◆ PROBLEM DETAILS:
Gather each line of the entries below that includes "Videotallenne".

◆ TASK MATERIAL:

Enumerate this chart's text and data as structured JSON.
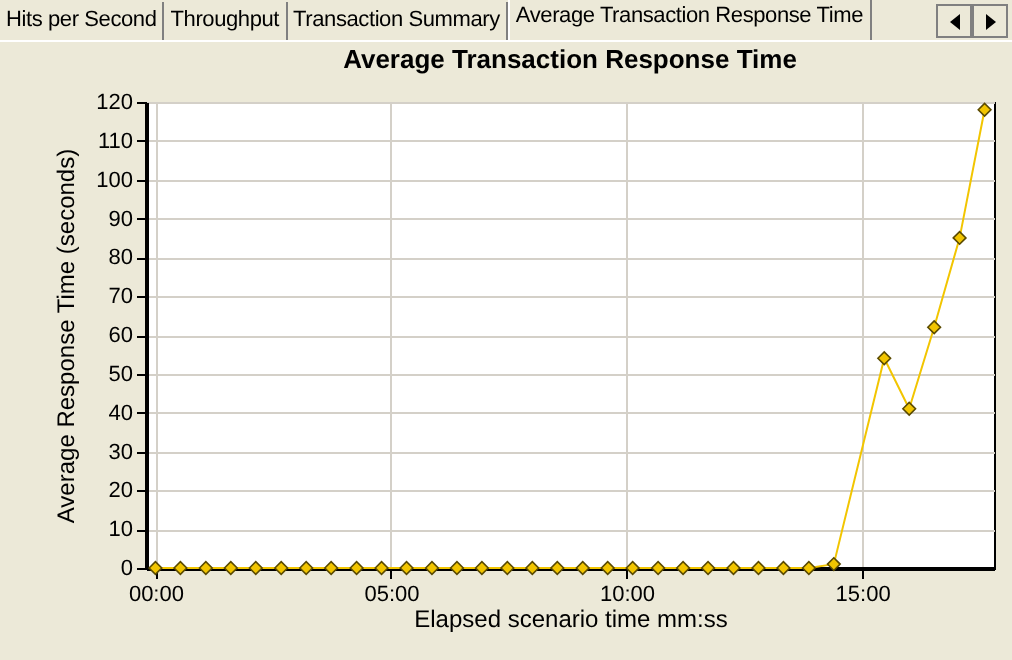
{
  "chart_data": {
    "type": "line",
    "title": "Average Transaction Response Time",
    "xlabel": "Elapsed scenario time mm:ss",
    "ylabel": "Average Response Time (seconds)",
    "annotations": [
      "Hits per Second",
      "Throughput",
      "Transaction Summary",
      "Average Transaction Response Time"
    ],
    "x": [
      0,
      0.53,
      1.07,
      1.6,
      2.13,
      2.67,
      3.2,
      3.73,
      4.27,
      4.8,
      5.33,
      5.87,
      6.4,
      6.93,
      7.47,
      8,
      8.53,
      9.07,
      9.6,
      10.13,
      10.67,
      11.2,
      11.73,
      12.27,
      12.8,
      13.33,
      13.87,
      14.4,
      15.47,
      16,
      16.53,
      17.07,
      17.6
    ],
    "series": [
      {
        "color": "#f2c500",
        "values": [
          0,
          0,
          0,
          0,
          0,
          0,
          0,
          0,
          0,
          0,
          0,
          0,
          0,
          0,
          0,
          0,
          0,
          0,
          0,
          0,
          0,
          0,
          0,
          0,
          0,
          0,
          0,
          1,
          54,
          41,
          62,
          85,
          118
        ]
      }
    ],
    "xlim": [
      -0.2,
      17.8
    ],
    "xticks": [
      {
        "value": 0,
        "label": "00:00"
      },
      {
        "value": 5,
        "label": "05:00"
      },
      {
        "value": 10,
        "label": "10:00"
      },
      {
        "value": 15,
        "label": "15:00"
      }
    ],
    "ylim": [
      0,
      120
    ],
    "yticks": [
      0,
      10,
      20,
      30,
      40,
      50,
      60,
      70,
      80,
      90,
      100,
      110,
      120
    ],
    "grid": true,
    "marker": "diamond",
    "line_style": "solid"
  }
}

* * *

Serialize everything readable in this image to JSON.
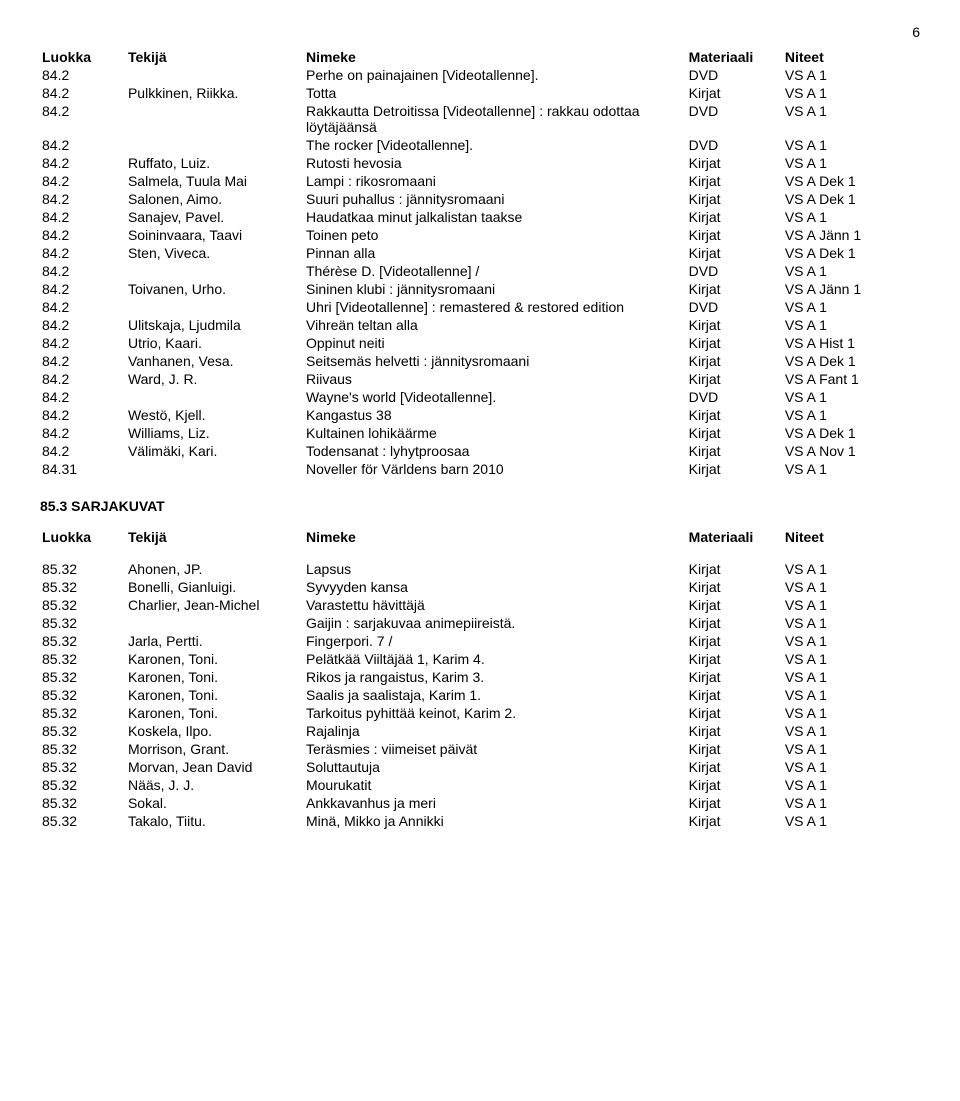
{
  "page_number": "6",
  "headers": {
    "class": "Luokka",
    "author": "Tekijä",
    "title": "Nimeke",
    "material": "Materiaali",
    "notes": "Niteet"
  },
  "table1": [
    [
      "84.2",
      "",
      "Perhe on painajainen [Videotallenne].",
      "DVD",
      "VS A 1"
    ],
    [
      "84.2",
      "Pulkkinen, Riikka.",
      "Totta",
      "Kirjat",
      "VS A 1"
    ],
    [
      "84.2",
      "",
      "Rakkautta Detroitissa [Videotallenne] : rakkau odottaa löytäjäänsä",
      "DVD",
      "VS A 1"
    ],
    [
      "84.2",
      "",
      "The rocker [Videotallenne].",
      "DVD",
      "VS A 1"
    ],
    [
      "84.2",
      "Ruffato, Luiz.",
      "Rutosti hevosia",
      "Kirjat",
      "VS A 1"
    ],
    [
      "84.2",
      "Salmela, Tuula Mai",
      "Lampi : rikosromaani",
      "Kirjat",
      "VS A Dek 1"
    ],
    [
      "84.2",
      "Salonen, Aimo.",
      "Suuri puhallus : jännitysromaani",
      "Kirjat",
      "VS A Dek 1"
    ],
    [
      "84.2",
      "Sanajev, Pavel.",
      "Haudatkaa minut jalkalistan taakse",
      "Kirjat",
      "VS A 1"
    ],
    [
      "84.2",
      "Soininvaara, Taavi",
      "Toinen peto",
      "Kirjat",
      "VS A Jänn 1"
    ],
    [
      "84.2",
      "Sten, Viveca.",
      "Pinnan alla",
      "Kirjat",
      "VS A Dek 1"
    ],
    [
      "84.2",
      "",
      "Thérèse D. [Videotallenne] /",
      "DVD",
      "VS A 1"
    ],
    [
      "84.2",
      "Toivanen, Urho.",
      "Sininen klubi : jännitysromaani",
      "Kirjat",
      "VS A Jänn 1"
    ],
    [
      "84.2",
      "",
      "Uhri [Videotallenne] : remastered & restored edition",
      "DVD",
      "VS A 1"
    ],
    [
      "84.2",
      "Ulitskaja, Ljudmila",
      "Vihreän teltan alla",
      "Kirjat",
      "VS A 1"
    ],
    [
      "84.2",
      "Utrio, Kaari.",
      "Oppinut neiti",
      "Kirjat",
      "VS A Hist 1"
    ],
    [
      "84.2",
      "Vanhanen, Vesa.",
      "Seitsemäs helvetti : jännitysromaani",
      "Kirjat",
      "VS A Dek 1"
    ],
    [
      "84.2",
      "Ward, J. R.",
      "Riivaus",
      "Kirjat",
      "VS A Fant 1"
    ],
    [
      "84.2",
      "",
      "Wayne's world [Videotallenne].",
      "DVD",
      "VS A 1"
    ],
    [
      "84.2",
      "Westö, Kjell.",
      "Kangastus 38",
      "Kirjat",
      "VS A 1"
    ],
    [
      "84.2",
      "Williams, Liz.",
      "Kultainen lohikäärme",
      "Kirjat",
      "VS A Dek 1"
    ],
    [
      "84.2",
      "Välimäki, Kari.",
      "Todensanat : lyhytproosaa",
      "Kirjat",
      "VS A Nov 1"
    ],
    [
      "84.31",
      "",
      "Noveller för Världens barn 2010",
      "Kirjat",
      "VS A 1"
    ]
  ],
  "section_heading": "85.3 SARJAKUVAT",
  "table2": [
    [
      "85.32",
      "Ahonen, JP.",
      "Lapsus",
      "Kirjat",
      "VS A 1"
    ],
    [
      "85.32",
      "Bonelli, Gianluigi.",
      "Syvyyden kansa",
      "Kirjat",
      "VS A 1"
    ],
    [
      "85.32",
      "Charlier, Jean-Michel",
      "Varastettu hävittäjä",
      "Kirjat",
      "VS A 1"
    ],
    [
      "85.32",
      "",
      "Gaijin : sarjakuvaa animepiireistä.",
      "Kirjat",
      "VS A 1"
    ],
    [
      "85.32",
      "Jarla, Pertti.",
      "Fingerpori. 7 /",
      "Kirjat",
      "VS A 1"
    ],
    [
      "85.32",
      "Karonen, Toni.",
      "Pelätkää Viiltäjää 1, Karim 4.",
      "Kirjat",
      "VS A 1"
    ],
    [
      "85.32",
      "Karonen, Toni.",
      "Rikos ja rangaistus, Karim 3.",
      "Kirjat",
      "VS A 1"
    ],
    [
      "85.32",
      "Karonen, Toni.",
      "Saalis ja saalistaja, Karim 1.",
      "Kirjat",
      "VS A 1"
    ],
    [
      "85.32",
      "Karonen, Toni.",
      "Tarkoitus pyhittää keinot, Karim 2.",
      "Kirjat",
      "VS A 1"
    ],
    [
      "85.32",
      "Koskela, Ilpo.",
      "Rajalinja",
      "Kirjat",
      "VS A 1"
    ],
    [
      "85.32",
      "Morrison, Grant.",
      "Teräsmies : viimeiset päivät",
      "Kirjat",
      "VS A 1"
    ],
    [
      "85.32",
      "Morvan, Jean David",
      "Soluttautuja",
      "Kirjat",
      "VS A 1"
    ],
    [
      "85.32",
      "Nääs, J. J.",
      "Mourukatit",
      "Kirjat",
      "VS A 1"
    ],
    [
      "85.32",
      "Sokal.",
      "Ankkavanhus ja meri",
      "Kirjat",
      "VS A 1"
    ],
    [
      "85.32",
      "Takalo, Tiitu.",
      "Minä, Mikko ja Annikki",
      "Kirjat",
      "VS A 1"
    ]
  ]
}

◆ RESPONSE:
      "Perhe on painajainen [Videotallenne].",
      "Rakkautta Detroitissa [Videotallenne] : rakkau odottaa löytäjäänsä",
      "The rocker [Videotallenne].",
      "Thérèse D. [Videotallenne] /",
      "Uhri [Videotallenne] : remastered & restored edition",
      "Wayne's world [Videotallenne].",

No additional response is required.